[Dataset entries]
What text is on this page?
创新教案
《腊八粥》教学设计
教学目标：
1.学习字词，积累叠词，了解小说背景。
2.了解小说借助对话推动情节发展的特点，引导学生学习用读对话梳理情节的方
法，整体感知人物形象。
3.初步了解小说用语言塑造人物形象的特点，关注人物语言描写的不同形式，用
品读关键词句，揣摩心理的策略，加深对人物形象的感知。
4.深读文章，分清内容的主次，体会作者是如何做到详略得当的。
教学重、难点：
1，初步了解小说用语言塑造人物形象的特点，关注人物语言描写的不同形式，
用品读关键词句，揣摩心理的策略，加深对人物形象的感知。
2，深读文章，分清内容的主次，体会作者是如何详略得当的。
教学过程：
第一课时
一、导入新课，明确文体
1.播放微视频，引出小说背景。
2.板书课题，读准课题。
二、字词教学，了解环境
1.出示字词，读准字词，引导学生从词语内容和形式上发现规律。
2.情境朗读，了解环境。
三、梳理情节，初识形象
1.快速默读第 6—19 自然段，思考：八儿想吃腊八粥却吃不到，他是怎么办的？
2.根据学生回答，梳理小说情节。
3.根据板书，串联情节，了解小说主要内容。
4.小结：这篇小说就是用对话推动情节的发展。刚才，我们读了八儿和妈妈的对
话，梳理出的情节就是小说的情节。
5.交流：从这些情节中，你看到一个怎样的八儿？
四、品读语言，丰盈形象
---
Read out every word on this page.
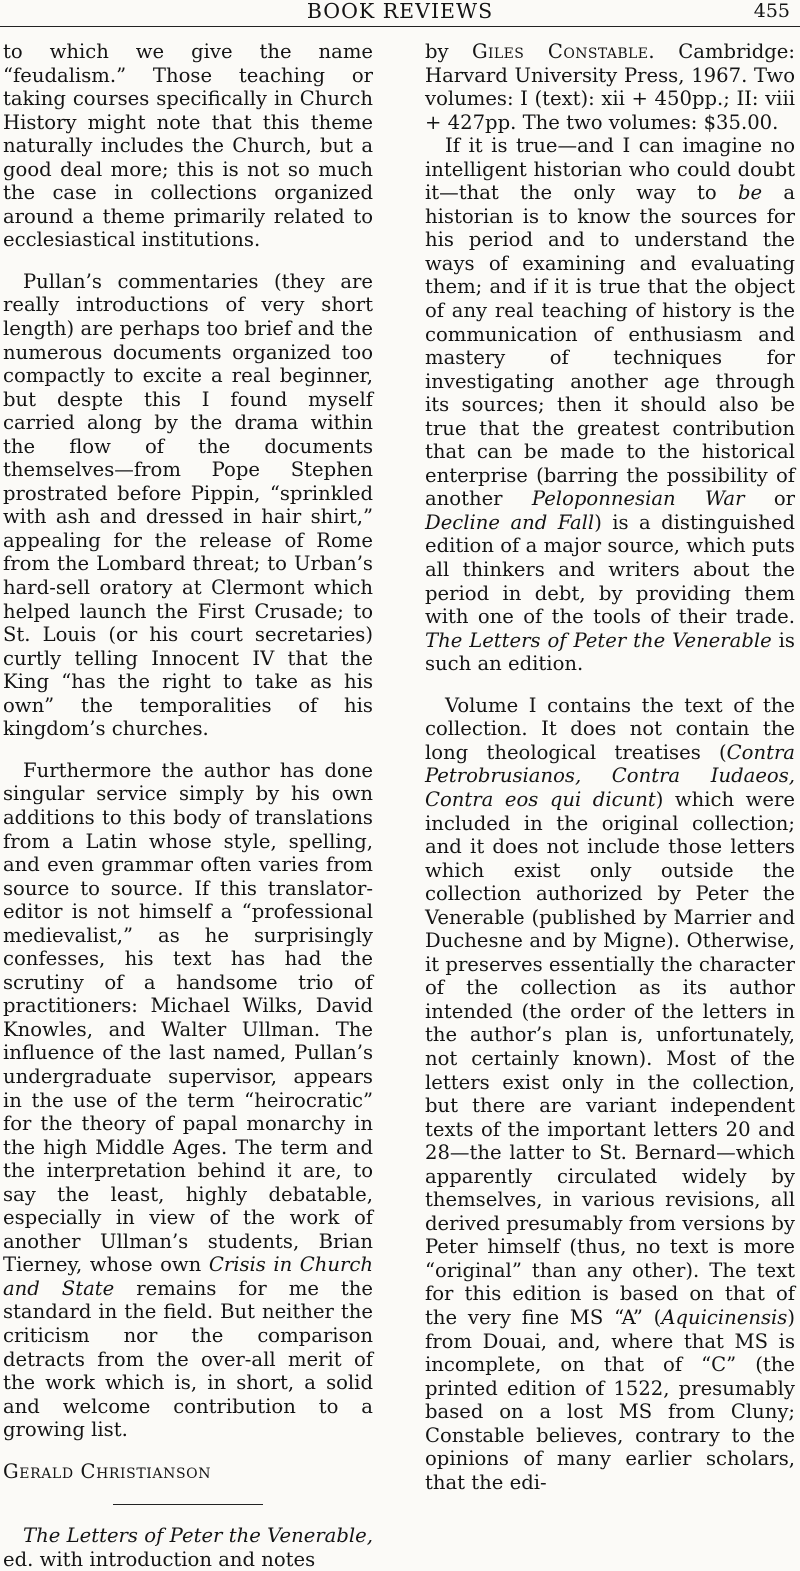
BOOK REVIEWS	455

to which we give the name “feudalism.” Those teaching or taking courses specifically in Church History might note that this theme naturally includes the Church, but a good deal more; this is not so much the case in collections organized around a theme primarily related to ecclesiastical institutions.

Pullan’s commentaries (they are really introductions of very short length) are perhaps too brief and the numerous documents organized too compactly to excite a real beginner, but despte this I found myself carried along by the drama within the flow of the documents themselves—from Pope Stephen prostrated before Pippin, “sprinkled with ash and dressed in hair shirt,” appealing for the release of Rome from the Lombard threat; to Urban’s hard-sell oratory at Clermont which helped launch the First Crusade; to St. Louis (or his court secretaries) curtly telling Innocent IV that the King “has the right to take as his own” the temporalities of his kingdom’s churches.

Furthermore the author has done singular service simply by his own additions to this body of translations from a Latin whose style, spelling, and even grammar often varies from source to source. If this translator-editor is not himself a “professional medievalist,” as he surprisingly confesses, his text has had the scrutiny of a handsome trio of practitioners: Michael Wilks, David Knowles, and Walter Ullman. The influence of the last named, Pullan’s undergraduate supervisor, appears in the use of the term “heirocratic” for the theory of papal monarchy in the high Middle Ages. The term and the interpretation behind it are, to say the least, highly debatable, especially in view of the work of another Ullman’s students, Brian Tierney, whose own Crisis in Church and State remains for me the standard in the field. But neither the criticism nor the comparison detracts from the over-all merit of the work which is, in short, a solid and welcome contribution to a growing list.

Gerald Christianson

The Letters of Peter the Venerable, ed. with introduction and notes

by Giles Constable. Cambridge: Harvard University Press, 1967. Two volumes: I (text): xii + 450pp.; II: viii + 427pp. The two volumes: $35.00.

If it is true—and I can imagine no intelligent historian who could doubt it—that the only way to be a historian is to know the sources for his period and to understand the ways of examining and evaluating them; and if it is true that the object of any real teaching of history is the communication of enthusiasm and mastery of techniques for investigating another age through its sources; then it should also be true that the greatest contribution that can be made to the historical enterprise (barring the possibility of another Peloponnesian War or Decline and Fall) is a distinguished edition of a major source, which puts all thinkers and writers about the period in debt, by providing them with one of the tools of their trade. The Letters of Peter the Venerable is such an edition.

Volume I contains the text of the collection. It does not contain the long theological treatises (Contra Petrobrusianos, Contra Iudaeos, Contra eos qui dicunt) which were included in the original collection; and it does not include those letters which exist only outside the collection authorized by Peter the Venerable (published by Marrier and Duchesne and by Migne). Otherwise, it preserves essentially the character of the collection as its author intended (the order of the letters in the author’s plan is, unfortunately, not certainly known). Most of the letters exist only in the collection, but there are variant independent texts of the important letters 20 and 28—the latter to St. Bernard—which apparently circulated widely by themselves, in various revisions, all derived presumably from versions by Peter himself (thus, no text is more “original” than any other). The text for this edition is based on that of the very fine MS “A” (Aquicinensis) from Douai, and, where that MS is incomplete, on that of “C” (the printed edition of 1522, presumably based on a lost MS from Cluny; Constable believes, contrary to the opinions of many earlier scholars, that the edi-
...
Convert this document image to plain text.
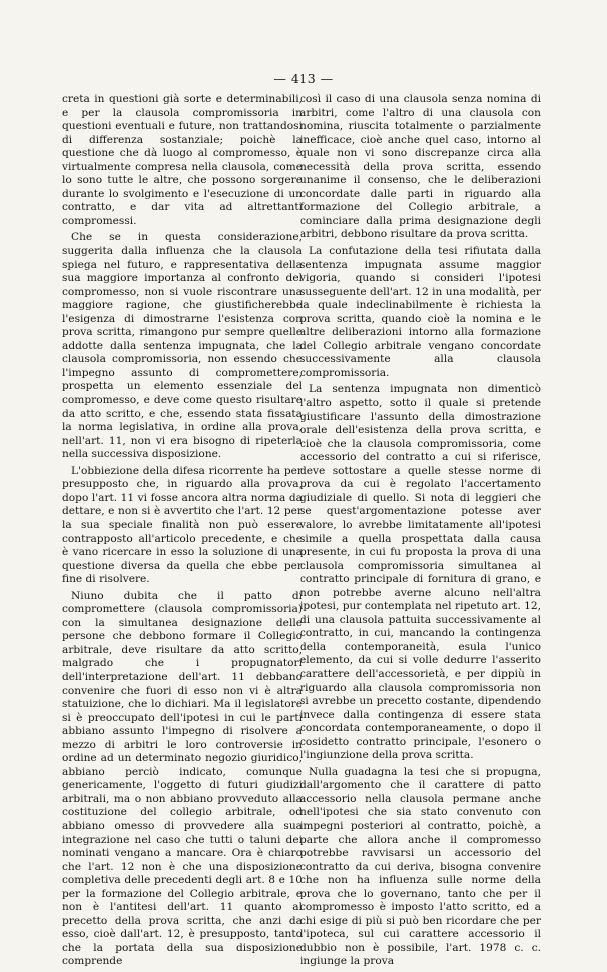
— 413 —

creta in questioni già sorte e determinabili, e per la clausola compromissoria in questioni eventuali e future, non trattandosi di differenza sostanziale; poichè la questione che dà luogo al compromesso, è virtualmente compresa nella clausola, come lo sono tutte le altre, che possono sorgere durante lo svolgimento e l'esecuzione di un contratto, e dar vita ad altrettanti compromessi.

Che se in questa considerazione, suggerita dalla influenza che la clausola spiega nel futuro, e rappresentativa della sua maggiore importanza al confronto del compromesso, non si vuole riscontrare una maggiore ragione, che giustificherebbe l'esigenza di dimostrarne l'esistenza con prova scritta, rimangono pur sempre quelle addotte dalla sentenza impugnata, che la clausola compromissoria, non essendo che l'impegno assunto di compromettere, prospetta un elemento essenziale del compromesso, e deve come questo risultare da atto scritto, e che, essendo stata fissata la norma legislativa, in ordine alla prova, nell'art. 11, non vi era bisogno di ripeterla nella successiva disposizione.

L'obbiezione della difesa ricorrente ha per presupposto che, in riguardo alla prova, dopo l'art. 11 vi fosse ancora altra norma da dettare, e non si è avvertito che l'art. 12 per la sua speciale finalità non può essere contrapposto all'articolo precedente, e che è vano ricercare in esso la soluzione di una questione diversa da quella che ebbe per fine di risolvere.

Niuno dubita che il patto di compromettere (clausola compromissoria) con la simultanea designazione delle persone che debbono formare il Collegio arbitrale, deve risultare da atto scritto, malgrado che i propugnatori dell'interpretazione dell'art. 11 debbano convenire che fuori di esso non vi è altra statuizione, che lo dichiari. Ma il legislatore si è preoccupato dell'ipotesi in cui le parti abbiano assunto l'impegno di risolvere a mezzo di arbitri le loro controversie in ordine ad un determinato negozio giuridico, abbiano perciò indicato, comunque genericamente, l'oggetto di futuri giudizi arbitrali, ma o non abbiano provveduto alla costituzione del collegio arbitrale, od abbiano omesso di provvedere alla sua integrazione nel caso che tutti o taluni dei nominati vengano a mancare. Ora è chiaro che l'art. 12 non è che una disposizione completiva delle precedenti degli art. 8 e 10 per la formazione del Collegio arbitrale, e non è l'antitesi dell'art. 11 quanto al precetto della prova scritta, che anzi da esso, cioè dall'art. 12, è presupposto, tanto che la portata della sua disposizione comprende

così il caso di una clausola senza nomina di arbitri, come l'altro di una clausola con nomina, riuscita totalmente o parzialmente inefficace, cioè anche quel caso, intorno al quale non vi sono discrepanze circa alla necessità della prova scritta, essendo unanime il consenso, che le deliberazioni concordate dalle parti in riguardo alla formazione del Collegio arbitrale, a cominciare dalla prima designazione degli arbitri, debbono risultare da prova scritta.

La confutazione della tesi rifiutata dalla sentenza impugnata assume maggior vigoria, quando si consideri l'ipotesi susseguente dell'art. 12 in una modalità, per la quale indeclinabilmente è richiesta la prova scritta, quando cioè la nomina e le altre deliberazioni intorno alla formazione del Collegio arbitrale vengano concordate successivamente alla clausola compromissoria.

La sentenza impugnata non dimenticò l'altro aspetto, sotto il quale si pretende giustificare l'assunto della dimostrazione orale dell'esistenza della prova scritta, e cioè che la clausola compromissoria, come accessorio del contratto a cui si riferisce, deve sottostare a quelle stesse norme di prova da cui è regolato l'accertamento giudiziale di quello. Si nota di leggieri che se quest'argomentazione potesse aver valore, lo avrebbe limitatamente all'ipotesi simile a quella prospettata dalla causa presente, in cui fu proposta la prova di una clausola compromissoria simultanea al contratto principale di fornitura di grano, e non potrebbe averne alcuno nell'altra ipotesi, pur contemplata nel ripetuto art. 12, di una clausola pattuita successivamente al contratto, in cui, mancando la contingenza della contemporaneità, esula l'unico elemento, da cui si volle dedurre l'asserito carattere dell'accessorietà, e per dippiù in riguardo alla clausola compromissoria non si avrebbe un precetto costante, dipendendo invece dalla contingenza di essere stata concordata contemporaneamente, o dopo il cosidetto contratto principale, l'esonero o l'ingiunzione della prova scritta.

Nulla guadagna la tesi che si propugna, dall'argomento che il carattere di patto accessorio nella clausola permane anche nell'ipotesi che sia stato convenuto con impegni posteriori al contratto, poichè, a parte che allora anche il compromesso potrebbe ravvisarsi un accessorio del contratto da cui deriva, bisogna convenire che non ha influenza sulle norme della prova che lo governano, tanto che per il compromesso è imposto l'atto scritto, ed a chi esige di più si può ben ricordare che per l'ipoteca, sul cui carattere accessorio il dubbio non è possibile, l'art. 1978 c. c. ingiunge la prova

| Requirements |
Pick out the lines that contain "加深对人物形象的感知" and copy them.

| Right answer |
品读关键词句，揣摩心理的策略，加深对人物形象的感知。
用品读关键词句，揣摩心理的策略，加深对人物形象的感知。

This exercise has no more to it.